● **Problem details**: Reproduce the records that follow in full, excluding any picture they contain.

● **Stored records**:
*-*-*

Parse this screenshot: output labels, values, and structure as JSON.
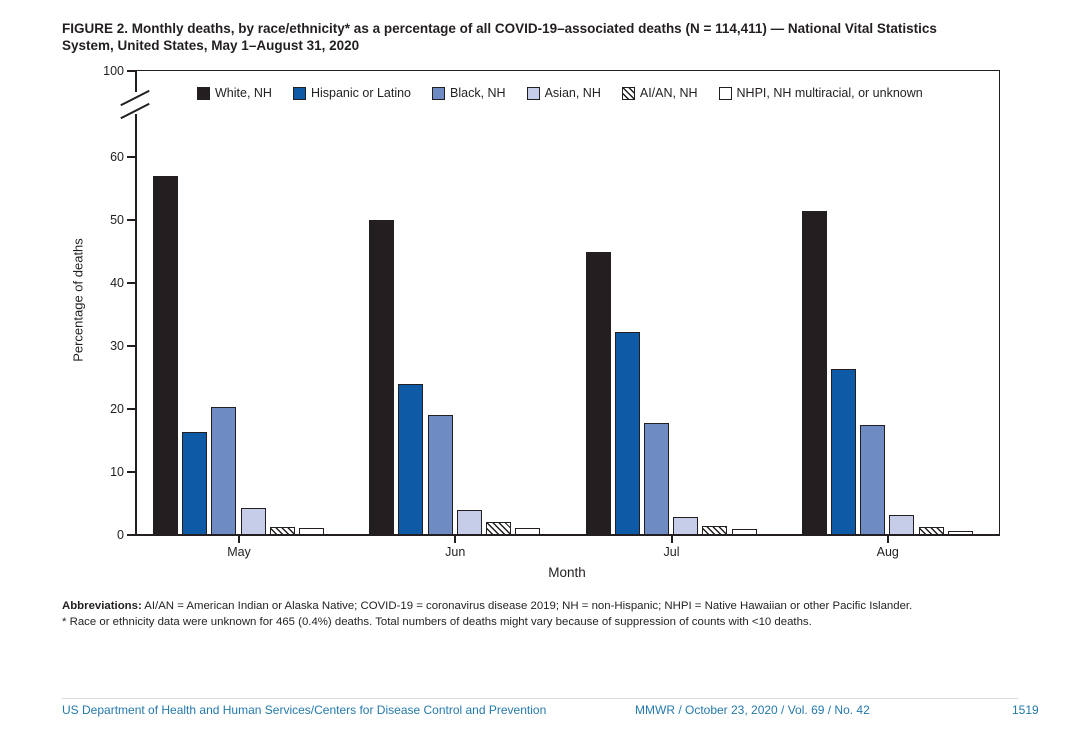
{
  "figure": {
    "title_line1": "FIGURE 2. Monthly deaths, by race/ethnicity* as a percentage of all COVID-19–associated deaths (N = 114,411) — National Vital Statistics",
    "title_line2": "System, United States, May 1–August 31, 2020"
  },
  "chart_data": {
    "type": "bar",
    "title": "FIGURE 2. Monthly deaths, by race/ethnicity* as a percentage of all COVID-19–associated deaths (N = 114,411) — National Vital Statistics System, United States, May 1–August 31, 2020",
    "categories": [
      "May",
      "Jun",
      "Jul",
      "Aug"
    ],
    "series": [
      {
        "name": "White, NH",
        "color": "#231f20",
        "pattern": "solid",
        "values": [
          57.0,
          50.0,
          45.0,
          51.5
        ]
      },
      {
        "name": "Hispanic or Latino",
        "color": "#0e5aa7",
        "pattern": "solid",
        "values": [
          16.3,
          24.0,
          32.3,
          26.4
        ]
      },
      {
        "name": "Black, NH",
        "color": "#6e8cc3",
        "pattern": "solid",
        "values": [
          20.3,
          19.0,
          17.8,
          17.4
        ]
      },
      {
        "name": "Asian, NH",
        "color": "#c5cde9",
        "pattern": "solid",
        "values": [
          4.3,
          3.9,
          2.9,
          3.1
        ]
      },
      {
        "name": "AI/AN, NH",
        "color": "#ffffff",
        "pattern": "hatch",
        "values": [
          1.2,
          2.1,
          1.4,
          1.2
        ]
      },
      {
        "name": "NHPI, NH multiracial, or unknown",
        "color": "#ffffff",
        "pattern": "solid",
        "values": [
          1.1,
          1.1,
          0.9,
          0.7
        ]
      }
    ],
    "xlabel": "Month",
    "ylabel": "Percentage of deaths",
    "yticks": [
      0,
      10,
      20,
      30,
      40,
      50,
      60,
      100
    ],
    "ylim": [
      0,
      100
    ],
    "axis_break": {
      "between": [
        60,
        100
      ]
    },
    "legend_position": "top",
    "grid": false
  },
  "footnotes": {
    "abbreviations_label": "Abbreviations:",
    "abbreviations_text": " AI/AN = American Indian or Alaska Native; COVID-19 = coronavirus disease 2019; NH = non-Hispanic; NHPI = Native Hawaiian or other Pacific Islander.",
    "asterisk_note": "* Race or ethnicity data were unknown for 465 (0.4%) deaths. Total numbers of deaths might vary because of suppression of counts with <10 deaths."
  },
  "footer": {
    "left_text": "US Department of Health and Human Services/Centers for Disease Control and Prevention",
    "center_text": "MMWR / October 23, 2020 / Vol. 69 / No. 42",
    "page_number": "1519",
    "accent_color": "#2579ad"
  }
}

*-*-*

● **Task response**:
Parse this screenshot: output labels, values, and structure as JSON.
{
  "figure": {
    "title_line1": "FIGURE 2. Monthly deaths, by race/ethnicity* as a percentage of all COVID-19–associated deaths (N = 114,411) — National Vital Statistics",
    "title_line2": "System, United States, May 1–August 31, 2020"
  },
  "chart_data": {
    "type": "bar",
    "title": "FIGURE 2. Monthly deaths, by race/ethnicity* as a percentage of all COVID-19–associated deaths (N = 114,411) — National Vital Statistics System, United States, May 1–August 31, 2020",
    "categories": [
      "May",
      "Jun",
      "Jul",
      "Aug"
    ],
    "series": [
      {
        "name": "White, NH",
        "color": "#231f20",
        "pattern": "solid",
        "values": [
          57.0,
          50.0,
          45.0,
          51.5
        ]
      },
      {
        "name": "Hispanic or Latino",
        "color": "#0e5aa7",
        "pattern": "solid",
        "values": [
          16.3,
          24.0,
          32.3,
          26.4
        ]
      },
      {
        "name": "Black, NH",
        "color": "#6e8cc3",
        "pattern": "solid",
        "values": [
          20.3,
          19.0,
          17.8,
          17.4
        ]
      },
      {
        "name": "Asian, NH",
        "color": "#c5cde9",
        "pattern": "solid",
        "values": [
          4.3,
          3.9,
          2.9,
          3.1
        ]
      },
      {
        "name": "AI/AN, NH",
        "color": "#ffffff",
        "pattern": "hatch",
        "values": [
          1.2,
          2.1,
          1.4,
          1.2
        ]
      },
      {
        "name": "NHPI, NH multiracial, or unknown",
        "color": "#ffffff",
        "pattern": "solid",
        "values": [
          1.1,
          1.1,
          0.9,
          0.7
        ]
      }
    ],
    "xlabel": "Month",
    "ylabel": "Percentage of deaths",
    "yticks": [
      0,
      10,
      20,
      30,
      40,
      50,
      60,
      100
    ],
    "ylim": [
      0,
      100
    ],
    "axis_break": {
      "between": [
        60,
        100
      ]
    },
    "legend_position": "top",
    "grid": false
  },
  "footnotes": {
    "abbreviations_label": "Abbreviations:",
    "abbreviations_text": " AI/AN = American Indian or Alaska Native; COVID-19 = coronavirus disease 2019; NH = non-Hispanic; NHPI = Native Hawaiian or other Pacific Islander.",
    "asterisk_note": "* Race or ethnicity data were unknown for 465 (0.4%) deaths. Total numbers of deaths might vary because of suppression of counts with <10 deaths."
  },
  "footer": {
    "left_text": "US Department of Health and Human Services/Centers for Disease Control and Prevention",
    "center_text": "MMWR / October 23, 2020 / Vol. 69 / No. 42",
    "page_number": "1519",
    "accent_color": "#2579ad"
  }
}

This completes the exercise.